'''

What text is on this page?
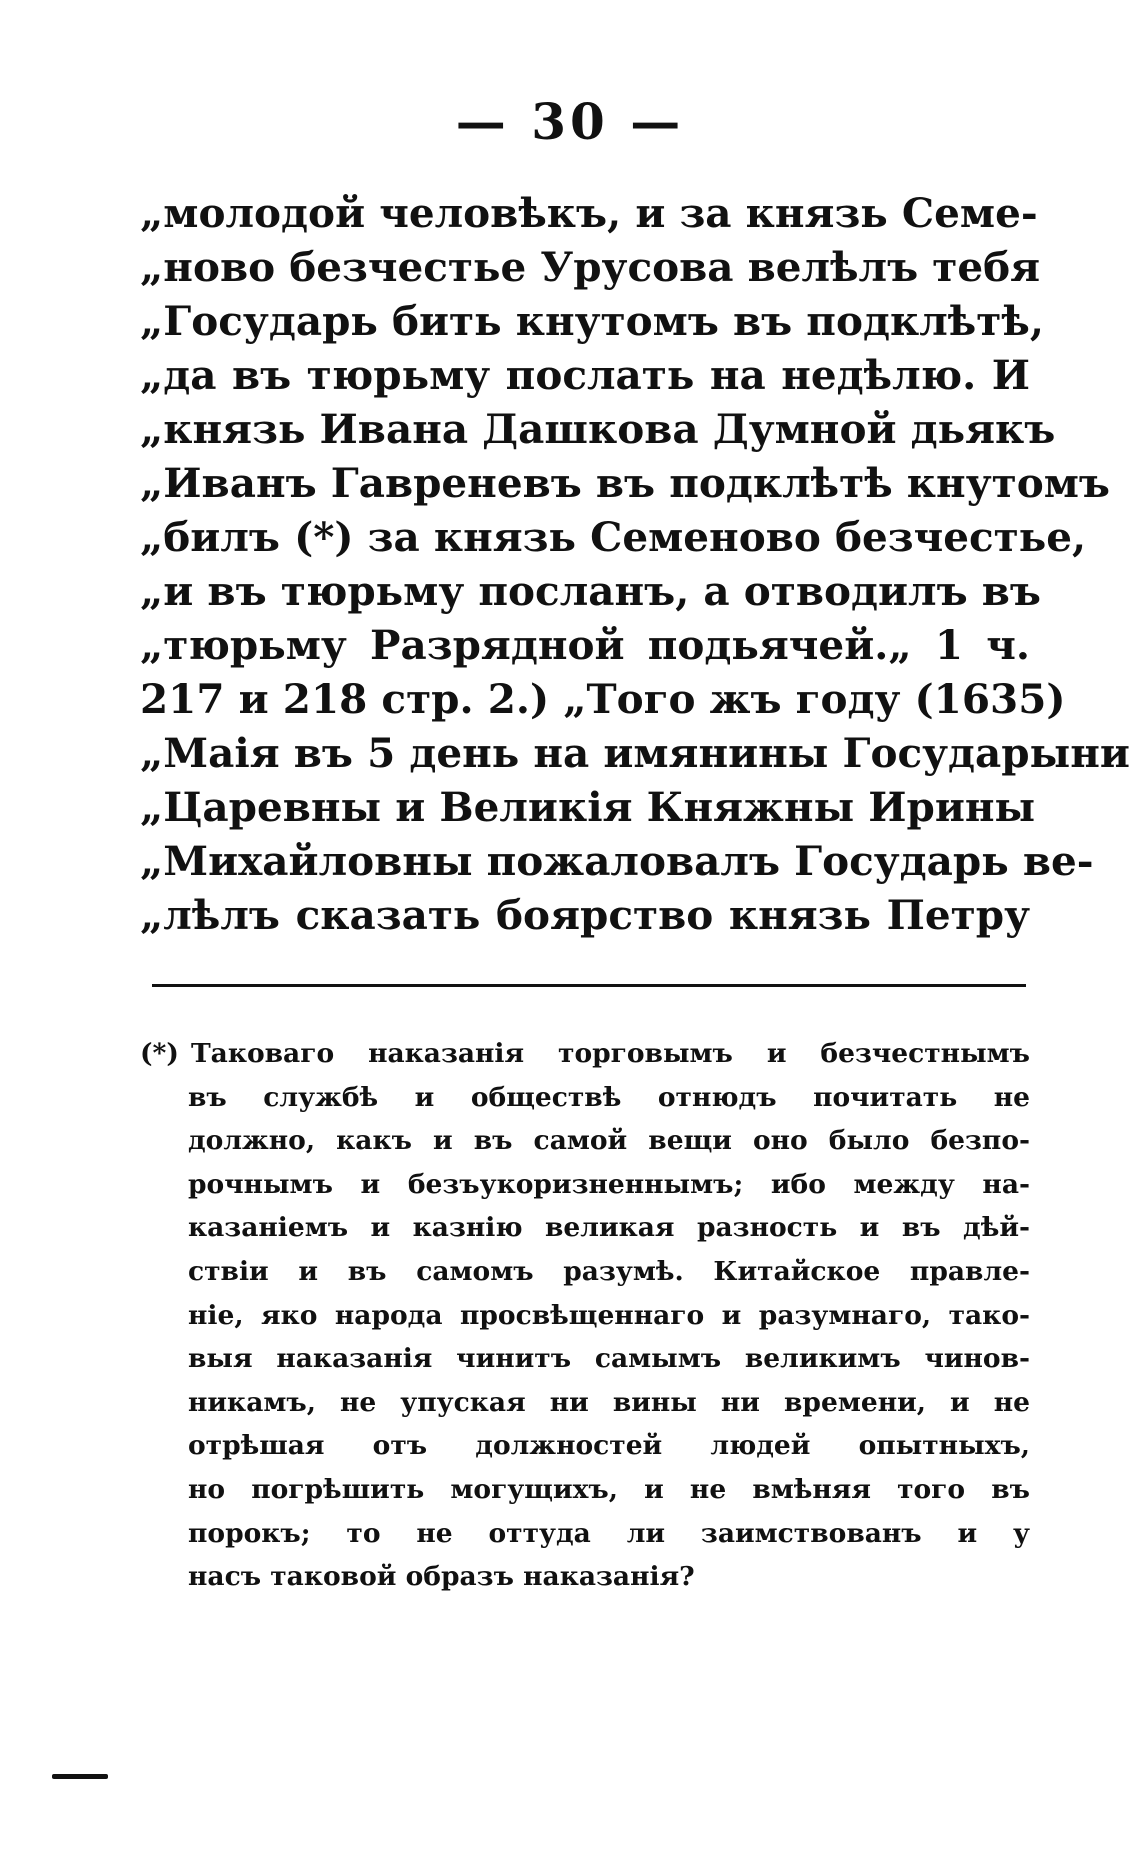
— 30 —
„молодой человѣкъ, и за князь Семе-
„ново безчестье Урусова велѣлъ тебя
„Государь бить кнутомъ въ подклѣтѣ,
„да въ тюрьму послать на недѣлю. И
„князь Ивана Дашкова Думной дьякъ
„Иванъ Гавреневъ въ подклѣтѣ кнутомъ
„билъ (*) за князь Семеново безчестье,
„и въ тюрьму посланъ, а отводилъ въ
„тюрьму Разрядной подьячей.„ 1 ч.
217 и 218 стр. 2.) „Того жъ году (1635)
„Маія въ 5 день на имянины Государыни
„Царевны и Великія Княжны Ирины
„Михайловны пожаловалъ Государь ве-
„лѣлъ сказать боярство князь Петру
(*) Таковаго наказанія торговымъ и безчестнымъ
въ службѣ и обществѣ отнюдъ почитать не
должно, какъ и въ самой вещи оно было безпо-
рочнымъ и безъукоризненнымъ; ибо между на-
казаніемъ и казнію великая разность и въ дѣй-
ствіи и въ самомъ разумѣ. Китайское правле-
ніе, яко народа просвѣщеннаго и разумнаго, тако-
выя наказанія чинитъ самымъ великимъ чинов-
никамъ, не упуская ни вины ни времени, и не
отрѣшая отъ должностей людей опытныхъ,
но погрѣшить могущихъ, и не вмѣняя того въ
порокъ; то не оттуда ли заимствованъ и у
насъ таковой образъ наказанія?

'''

*Required work:* Restate the whole listing above exactly, except for its images.

*In response:*
What text is on this page?
— 30 —
„молодой человѣкъ, и за князь Семе-
„ново безчестье Урусова велѣлъ тебя
„Государь бить кнутомъ въ подклѣтѣ,
„да въ тюрьму послать на недѣлю. И
„князь Ивана Дашкова Думной дьякъ
„Иванъ Гавреневъ въ подклѣтѣ кнутомъ
„билъ (*) за князь Семеново безчестье,
„и въ тюрьму посланъ, а отводилъ въ
„тюрьму Разрядной подьячей.„ 1 ч.
217 и 218 стр. 2.) „Того жъ году (1635)
„Маія въ 5 день на имянины Государыни
„Царевны и Великія Княжны Ирины
„Михайловны пожаловалъ Государь ве-
„лѣлъ сказать боярство князь Петру
(*) Таковаго наказанія торговымъ и безчестнымъ
въ службѣ и обществѣ отнюдъ почитать не
должно, какъ и въ самой вещи оно было безпо-
рочнымъ и безъукоризненнымъ; ибо между на-
казаніемъ и казнію великая разность и въ дѣй-
ствіи и въ самомъ разумѣ. Китайское правле-
ніе, яко народа просвѣщеннаго и разумнаго, тако-
выя наказанія чинитъ самымъ великимъ чинов-
никамъ, не упуская ни вины ни времени, и не
отрѣшая отъ должностей людей опытныхъ,
но погрѣшить могущихъ, и не вмѣняя того въ
порокъ; то не оттуда ли заимствованъ и у
насъ таковой образъ наказанія?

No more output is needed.